══ Data supplied
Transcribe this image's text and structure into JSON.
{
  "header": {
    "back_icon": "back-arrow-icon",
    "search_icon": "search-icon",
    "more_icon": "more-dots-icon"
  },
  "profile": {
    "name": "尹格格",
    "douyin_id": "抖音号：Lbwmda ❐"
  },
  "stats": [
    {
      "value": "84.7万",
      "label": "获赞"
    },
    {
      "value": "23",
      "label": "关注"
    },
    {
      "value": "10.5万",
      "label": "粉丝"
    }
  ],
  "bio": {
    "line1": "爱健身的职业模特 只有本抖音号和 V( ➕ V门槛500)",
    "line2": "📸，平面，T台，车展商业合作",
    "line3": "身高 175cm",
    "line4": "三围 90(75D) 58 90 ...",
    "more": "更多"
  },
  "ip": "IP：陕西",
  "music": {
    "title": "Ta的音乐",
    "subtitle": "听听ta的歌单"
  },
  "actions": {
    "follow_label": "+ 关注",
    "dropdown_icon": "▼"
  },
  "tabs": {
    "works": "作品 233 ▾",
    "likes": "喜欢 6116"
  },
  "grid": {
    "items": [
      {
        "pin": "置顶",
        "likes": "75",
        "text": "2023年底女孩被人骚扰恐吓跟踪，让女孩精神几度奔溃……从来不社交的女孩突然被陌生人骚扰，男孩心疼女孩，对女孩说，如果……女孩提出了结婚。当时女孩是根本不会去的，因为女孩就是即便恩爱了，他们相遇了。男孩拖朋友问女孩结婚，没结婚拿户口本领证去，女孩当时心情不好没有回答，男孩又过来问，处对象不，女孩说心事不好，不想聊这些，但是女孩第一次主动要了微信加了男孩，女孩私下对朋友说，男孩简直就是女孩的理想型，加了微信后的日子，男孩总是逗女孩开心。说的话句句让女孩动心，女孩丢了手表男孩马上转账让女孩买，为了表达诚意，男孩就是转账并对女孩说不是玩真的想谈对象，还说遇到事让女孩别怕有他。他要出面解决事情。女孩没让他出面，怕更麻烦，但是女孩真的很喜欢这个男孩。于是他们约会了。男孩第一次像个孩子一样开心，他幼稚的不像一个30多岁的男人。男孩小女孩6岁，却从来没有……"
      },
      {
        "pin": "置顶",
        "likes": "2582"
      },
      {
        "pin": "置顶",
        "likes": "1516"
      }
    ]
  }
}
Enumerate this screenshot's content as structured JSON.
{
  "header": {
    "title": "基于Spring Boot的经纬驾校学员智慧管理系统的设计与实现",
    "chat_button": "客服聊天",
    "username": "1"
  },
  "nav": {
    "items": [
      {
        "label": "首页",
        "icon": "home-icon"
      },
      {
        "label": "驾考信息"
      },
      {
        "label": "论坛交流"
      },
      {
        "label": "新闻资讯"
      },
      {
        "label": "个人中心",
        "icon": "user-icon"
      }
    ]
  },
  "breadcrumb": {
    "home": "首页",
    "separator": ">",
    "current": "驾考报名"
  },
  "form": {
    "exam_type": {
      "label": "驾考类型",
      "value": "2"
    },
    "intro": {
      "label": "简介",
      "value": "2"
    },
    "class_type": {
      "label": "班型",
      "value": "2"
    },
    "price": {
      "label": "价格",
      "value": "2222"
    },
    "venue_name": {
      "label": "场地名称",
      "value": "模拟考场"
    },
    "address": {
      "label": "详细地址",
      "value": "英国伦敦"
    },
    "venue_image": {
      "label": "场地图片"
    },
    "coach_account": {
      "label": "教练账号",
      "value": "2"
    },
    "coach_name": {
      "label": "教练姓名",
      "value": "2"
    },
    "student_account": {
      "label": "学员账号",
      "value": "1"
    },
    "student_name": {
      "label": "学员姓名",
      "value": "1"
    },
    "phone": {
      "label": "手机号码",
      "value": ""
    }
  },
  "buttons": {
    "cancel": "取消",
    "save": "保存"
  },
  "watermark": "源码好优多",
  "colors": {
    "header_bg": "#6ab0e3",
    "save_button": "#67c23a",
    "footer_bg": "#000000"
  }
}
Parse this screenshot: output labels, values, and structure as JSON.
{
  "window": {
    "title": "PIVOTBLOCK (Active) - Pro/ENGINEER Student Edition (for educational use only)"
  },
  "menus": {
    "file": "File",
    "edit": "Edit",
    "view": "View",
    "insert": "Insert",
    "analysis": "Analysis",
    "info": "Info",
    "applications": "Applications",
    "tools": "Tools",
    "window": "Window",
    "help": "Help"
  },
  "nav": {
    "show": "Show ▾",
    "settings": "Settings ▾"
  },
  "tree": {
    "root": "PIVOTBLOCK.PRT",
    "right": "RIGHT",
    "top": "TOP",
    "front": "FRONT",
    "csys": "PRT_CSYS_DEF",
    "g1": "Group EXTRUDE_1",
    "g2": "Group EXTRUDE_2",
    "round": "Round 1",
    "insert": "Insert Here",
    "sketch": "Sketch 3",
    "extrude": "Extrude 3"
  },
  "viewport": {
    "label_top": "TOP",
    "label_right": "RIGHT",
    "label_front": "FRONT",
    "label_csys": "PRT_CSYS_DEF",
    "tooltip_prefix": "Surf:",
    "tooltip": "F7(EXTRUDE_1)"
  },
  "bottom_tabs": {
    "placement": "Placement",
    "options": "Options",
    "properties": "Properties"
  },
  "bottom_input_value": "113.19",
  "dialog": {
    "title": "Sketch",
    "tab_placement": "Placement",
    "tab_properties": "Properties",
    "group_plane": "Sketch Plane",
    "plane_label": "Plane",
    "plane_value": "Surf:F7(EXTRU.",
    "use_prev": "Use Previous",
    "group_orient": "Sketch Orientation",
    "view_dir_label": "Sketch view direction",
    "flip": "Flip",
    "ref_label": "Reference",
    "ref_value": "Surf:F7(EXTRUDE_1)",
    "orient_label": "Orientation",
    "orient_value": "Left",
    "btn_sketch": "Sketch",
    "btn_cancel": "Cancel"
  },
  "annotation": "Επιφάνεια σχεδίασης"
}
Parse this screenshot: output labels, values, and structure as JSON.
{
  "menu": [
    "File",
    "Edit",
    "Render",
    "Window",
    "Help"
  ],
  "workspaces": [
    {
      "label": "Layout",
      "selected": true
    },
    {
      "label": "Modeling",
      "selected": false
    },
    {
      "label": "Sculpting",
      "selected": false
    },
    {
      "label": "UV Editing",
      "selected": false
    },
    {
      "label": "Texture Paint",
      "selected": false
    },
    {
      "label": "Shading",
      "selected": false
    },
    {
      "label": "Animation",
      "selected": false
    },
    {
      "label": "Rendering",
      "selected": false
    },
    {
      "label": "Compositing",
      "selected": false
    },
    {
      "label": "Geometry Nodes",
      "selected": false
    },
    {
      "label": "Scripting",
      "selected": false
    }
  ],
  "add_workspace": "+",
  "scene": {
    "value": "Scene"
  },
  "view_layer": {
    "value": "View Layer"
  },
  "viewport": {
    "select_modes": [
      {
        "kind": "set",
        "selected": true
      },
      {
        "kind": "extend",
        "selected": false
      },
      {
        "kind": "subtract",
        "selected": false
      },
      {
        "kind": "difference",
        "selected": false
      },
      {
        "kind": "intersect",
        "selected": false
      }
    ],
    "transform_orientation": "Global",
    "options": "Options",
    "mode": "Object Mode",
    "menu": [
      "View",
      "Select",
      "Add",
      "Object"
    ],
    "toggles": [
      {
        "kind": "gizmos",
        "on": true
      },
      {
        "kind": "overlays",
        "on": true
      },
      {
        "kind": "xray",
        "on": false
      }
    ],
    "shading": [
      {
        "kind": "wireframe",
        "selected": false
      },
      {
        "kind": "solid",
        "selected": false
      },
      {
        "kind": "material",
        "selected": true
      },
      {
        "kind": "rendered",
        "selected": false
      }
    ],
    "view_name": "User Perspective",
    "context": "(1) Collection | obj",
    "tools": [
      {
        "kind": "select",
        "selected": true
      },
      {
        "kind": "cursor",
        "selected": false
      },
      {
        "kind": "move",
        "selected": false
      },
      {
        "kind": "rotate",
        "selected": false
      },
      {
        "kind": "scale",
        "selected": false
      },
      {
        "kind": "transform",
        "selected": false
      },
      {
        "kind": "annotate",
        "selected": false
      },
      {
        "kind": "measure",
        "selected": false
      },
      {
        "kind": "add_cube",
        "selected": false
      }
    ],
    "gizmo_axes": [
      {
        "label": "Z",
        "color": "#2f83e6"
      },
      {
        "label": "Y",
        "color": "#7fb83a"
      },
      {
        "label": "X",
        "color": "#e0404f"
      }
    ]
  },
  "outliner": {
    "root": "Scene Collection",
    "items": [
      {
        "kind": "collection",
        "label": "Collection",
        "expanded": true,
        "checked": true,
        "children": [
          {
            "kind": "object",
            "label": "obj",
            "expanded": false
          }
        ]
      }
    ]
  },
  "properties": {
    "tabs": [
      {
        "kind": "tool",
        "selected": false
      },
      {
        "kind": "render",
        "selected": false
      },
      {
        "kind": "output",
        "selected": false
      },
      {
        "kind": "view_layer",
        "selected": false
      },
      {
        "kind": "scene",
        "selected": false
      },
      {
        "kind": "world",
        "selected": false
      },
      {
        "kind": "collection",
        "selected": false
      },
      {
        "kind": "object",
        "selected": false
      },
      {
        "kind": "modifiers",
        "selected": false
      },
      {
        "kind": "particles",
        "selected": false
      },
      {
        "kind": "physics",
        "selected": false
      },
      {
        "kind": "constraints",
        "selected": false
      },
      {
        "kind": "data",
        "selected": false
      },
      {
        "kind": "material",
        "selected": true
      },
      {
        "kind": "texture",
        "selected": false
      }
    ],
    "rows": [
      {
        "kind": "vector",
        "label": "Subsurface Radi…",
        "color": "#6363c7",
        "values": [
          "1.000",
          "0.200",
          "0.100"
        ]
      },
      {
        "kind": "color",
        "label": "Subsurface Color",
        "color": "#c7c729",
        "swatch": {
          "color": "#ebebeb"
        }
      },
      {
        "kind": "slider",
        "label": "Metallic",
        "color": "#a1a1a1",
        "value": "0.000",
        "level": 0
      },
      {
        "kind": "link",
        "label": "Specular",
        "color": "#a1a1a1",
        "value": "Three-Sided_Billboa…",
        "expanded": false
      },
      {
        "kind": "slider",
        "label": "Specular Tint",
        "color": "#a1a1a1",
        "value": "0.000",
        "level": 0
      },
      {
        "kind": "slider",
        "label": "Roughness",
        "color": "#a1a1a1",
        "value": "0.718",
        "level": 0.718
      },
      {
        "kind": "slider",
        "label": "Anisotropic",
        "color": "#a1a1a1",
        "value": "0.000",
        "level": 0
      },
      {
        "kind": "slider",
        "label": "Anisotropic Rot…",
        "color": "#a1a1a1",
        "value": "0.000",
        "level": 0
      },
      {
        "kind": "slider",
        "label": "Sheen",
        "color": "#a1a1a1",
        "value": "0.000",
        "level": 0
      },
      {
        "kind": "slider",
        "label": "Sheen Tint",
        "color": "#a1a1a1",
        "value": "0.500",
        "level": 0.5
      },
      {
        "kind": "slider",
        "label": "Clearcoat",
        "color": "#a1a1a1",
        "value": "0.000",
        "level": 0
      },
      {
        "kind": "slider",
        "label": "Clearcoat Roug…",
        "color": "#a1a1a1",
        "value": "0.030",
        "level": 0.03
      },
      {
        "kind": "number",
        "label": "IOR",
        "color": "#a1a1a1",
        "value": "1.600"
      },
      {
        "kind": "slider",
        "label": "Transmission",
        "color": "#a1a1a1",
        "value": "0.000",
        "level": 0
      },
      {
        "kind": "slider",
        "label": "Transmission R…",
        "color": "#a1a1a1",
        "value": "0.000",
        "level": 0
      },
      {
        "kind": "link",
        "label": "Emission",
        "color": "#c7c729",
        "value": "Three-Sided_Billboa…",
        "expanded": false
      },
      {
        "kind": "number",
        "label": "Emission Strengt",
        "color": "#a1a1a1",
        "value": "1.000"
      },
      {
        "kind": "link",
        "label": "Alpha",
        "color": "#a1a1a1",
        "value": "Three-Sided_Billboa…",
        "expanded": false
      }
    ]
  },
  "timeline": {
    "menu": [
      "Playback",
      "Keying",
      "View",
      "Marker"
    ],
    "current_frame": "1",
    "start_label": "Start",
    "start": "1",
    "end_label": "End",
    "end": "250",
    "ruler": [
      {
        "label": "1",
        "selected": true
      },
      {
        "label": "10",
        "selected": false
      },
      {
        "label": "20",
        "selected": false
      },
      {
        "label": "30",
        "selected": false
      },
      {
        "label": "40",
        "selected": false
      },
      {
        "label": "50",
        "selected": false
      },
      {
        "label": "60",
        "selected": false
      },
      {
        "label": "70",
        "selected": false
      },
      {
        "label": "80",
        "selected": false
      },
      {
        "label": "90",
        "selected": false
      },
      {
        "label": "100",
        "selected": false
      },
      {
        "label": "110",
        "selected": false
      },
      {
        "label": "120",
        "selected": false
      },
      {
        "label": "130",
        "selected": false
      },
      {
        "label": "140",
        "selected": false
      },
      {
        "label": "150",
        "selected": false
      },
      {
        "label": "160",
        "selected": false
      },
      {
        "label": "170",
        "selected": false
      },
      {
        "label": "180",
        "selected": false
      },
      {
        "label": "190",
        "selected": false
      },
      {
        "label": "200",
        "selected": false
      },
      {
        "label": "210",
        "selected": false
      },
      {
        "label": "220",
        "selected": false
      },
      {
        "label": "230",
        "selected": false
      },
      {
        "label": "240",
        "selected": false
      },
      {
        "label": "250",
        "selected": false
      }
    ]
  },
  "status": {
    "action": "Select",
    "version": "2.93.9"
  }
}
════
Count the lines in the records above that hold the word "Specular", and give only that number.

# Response to this task
2